**What is being asked**
Write out every line of the material exactly as it appears.

**Source material**

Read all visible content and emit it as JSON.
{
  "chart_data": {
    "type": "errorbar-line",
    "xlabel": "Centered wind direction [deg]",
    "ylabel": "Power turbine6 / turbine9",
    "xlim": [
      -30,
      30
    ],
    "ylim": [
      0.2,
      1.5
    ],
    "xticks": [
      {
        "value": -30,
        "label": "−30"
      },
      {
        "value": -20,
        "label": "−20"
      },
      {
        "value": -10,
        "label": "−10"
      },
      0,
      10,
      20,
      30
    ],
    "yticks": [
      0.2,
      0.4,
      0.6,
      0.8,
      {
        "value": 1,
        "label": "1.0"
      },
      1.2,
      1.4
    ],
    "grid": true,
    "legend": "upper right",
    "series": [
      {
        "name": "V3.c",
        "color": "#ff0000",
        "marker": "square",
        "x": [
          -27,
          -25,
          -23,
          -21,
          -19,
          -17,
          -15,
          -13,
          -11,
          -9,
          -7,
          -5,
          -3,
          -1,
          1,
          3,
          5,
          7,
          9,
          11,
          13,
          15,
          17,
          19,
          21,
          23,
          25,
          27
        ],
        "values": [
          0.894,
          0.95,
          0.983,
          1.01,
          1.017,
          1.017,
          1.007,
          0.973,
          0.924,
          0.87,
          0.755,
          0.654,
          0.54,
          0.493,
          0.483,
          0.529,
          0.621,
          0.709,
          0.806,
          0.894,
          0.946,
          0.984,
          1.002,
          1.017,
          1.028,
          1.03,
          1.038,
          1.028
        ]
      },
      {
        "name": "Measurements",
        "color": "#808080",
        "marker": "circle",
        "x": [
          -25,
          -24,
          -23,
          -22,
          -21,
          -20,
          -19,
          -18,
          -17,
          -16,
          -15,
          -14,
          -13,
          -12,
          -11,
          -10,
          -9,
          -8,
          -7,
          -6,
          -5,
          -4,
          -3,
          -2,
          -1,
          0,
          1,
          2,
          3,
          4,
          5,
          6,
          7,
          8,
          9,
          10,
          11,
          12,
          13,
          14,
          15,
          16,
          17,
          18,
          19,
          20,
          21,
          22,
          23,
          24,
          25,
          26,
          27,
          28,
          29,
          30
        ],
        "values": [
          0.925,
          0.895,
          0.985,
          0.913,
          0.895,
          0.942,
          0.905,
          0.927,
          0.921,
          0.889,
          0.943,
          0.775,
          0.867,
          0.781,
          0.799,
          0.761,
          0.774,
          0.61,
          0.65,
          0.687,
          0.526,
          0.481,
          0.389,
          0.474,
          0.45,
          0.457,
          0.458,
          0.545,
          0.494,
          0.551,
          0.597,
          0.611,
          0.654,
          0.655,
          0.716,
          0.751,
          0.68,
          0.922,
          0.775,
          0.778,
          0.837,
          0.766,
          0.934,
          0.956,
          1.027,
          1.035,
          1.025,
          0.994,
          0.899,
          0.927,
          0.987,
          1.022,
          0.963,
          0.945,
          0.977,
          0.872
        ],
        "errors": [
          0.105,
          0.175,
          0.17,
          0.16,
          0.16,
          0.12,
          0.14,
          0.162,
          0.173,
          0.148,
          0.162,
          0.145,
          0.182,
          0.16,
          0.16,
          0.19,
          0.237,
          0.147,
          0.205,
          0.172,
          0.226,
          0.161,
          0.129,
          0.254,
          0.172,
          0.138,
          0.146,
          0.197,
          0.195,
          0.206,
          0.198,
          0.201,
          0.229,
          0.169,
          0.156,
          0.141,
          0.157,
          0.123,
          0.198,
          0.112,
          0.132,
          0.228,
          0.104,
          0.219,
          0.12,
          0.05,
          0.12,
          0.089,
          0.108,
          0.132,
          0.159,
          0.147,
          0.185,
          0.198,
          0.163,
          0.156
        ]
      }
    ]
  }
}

**Final result**
Read all visible content and emit it as JSON.
{
  "chart_data": {
    "type": "errorbar-line",
    "xlabel": "Centered wind direction [deg]",
    "ylabel": "Power turbine6 / turbine9",
    "xlim": [
      -30,
      30
    ],
    "ylim": [
      0.2,
      1.5
    ],
    "xticks": [
      {
        "value": -30,
        "label": "−30"
      },
      {
        "value": -20,
        "label": "−20"
      },
      {
        "value": -10,
        "label": "−10"
      },
      0,
      10,
      20,
      30
    ],
    "yticks": [
      0.2,
      0.4,
      0.6,
      0.8,
      {
        "value": 1,
        "label": "1.0"
      },
      1.2,
      1.4
    ],
    "grid": true,
    "legend": "upper right",
    "series": [
      {
        "name": "V3.c",
        "color": "#ff0000",
        "marker": "square",
        "x": [
          -27,
          -25,
          -23,
          -21,
          -19,
          -17,
          -15,
          -13,
          -11,
          -9,
          -7,
          -5,
          -3,
          -1,
          1,
          3,
          5,
          7,
          9,
          11,
          13,
          15,
          17,
          19,
          21,
          23,
          25,
          27
        ],
        "values": [
          0.894,
          0.95,
          0.983,
          1.01,
          1.017,
          1.017,
          1.007,
          0.973,
          0.924,
          0.87,
          0.755,
          0.654,
          0.54,
          0.493,
          0.483,
          0.529,
          0.621,
          0.709,
          0.806,
          0.894,
          0.946,
          0.984,
          1.002,
          1.017,
          1.028,
          1.03,
          1.038,
          1.028
        ]
      },
      {
        "name": "Measurements",
        "color": "#808080",
        "marker": "circle",
        "x": [
          -25,
          -24,
          -23,
          -22,
          -21,
          -20,
          -19,
          -18,
          -17,
          -16,
          -15,
          -14,
          -13,
          -12,
          -11,
          -10,
          -9,
          -8,
          -7,
          -6,
          -5,
          -4,
          -3,
          -2,
          -1,
          0,
          1,
          2,
          3,
          4,
          5,
          6,
          7,
          8,
          9,
          10,
          11,
          12,
          13,
          14,
          15,
          16,
          17,
          18,
          19,
          20,
          21,
          22,
          23,
          24,
          25,
          26,
          27,
          28,
          29,
          30
        ],
        "values": [
          0.925,
          0.895,
          0.985,
          0.913,
          0.895,
          0.942,
          0.905,
          0.927,
          0.921,
          0.889,
          0.943,
          0.775,
          0.867,
          0.781,
          0.799,
          0.761,
          0.774,
          0.61,
          0.65,
          0.687,
          0.526,
          0.481,
          0.389,
          0.474,
          0.45,
          0.457,
          0.458,
          0.545,
          0.494,
          0.551,
          0.597,
          0.611,
          0.654,
          0.655,
          0.716,
          0.751,
          0.68,
          0.922,
          0.775,
          0.778,
          0.837,
          0.766,
          0.934,
          0.956,
          1.027,
          1.035,
          1.025,
          0.994,
          0.899,
          0.927,
          0.987,
          1.022,
          0.963,
          0.945,
          0.977,
          0.872
        ],
        "errors": [
          0.105,
          0.175,
          0.17,
          0.16,
          0.16,
          0.12,
          0.14,
          0.162,
          0.173,
          0.148,
          0.162,
          0.145,
          0.182,
          0.16,
          0.16,
          0.19,
          0.237,
          0.147,
          0.205,
          0.172,
          0.226,
          0.161,
          0.129,
          0.254,
          0.172,
          0.138,
          0.146,
          0.197,
          0.195,
          0.206,
          0.198,
          0.201,
          0.229,
          0.169,
          0.156,
          0.141,
          0.157,
          0.123,
          0.198,
          0.112,
          0.132,
          0.228,
          0.104,
          0.219,
          0.12,
          0.05,
          0.12,
          0.089,
          0.108,
          0.132,
          0.159,
          0.147,
          0.185,
          0.198,
          0.163,
          0.156
        ]
      }
    ]
  }
}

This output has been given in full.